» **Short problem**: Report all lines from the entries below in which "JSON" appears.

» **Raw records**:
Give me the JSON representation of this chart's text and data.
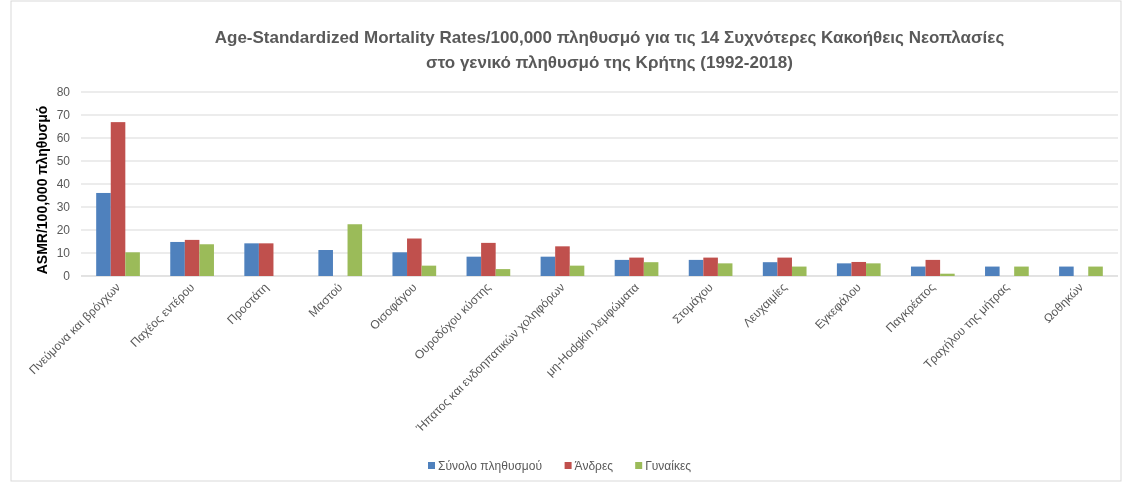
{
  "chart_data": {
    "type": "bar",
    "title": "Age-Standardized Mortality Rates/100,000 πληθυσμό για τις 14 Συχνότερες Κακοήθεις Νεοπλασίες\nστο γενικό πληθυσμό της Κρήτης (1992-2018)",
    "ylabel": "ASMR/100,000 πληθυσμό",
    "categories": [
      "Πνεύμονα και βρόγχων",
      "Παχέος εντέρου",
      "Προστάτη",
      "Μαστού",
      "Οισοφάγου",
      "Ουροδόχου κύστης",
      "Ήπατος και ενδοηπατικών χοληφόρων",
      "μη-Hodgkin λεμφώματα",
      "Στομάχου",
      "Λευχαιμίες",
      "Εγκεφάλου",
      "Παγκρέατος",
      "Τραχήλου της μήτρας",
      "Ωοθηκών"
    ],
    "series": [
      {
        "name": "Σύνολο πληθυσμού",
        "color": "#4f81bd",
        "values": [
          36.1,
          14.8,
          14.2,
          11.3,
          10.3,
          8.4,
          8.4,
          7.0,
          7.0,
          6.0,
          5.5,
          4.1,
          4.1,
          4.1
        ]
      },
      {
        "name": "Άνδρες",
        "color": "#c0504d",
        "values": [
          66.9,
          15.7,
          14.2,
          null,
          16.3,
          14.4,
          12.9,
          8.0,
          8.0,
          8.0,
          6.1,
          7.0,
          null,
          null
        ]
      },
      {
        "name": "Γυναίκες",
        "color": "#9bbb59",
        "values": [
          10.3,
          13.8,
          null,
          22.5,
          4.5,
          3.0,
          4.5,
          6.0,
          5.5,
          4.1,
          5.5,
          1.0,
          4.1,
          4.1
        ]
      }
    ],
    "ylim": [
      0,
      80
    ],
    "yticks": [
      0,
      10,
      20,
      30,
      40,
      50,
      60,
      70,
      80
    ],
    "grid": "y",
    "legend": "bottom"
  }
}
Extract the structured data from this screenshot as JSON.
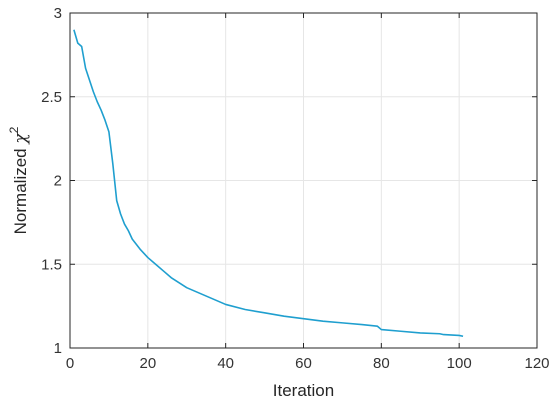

» **The completed task**:
Give me the JSON representation of this chart's text and data.
Extract the structured data from this screenshot as JSON.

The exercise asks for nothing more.